Transcribed document page entries

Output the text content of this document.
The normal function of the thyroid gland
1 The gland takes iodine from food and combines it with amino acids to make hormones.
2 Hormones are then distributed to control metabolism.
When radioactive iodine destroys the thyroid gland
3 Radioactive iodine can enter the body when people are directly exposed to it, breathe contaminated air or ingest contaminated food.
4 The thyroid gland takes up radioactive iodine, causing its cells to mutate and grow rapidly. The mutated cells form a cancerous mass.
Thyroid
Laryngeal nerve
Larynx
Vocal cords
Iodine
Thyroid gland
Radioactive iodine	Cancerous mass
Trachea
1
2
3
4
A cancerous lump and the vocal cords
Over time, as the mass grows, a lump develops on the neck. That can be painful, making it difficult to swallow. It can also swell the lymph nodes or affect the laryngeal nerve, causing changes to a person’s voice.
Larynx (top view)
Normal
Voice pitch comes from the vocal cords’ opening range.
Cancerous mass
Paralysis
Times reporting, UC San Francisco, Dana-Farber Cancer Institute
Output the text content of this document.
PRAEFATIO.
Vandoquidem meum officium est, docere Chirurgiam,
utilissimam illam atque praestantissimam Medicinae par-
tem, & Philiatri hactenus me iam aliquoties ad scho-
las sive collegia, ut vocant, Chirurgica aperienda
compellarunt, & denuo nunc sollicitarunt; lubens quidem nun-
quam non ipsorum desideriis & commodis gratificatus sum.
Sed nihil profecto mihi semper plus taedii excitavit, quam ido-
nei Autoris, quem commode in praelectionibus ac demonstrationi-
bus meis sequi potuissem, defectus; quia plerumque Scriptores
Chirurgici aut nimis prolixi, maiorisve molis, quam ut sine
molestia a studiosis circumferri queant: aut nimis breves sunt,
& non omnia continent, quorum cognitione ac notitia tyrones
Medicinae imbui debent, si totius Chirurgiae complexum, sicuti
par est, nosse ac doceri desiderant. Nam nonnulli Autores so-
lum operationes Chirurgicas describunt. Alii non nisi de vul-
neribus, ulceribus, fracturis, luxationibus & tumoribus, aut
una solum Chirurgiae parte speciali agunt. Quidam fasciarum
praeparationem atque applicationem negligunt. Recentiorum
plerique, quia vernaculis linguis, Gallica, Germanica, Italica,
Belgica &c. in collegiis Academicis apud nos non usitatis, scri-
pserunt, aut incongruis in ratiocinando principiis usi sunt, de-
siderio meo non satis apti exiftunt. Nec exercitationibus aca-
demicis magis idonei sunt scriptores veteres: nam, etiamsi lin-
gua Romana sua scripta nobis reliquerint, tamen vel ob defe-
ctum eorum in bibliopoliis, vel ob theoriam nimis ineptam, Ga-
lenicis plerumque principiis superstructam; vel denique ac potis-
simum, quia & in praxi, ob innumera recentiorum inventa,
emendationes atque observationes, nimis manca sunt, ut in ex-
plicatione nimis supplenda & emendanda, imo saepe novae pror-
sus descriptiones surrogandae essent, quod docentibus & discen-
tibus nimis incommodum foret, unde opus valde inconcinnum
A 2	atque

■ **THE PROBLEM**: Report back every line of the entries in which "principiis" occurs.

■ **RESPONSE FOR THIS EXERCISE**:
pserunt, aut incongruis in ratiocinando principiis usi sunt, de-
lenicis plerumque principiis superstructam; vel denique ac potis-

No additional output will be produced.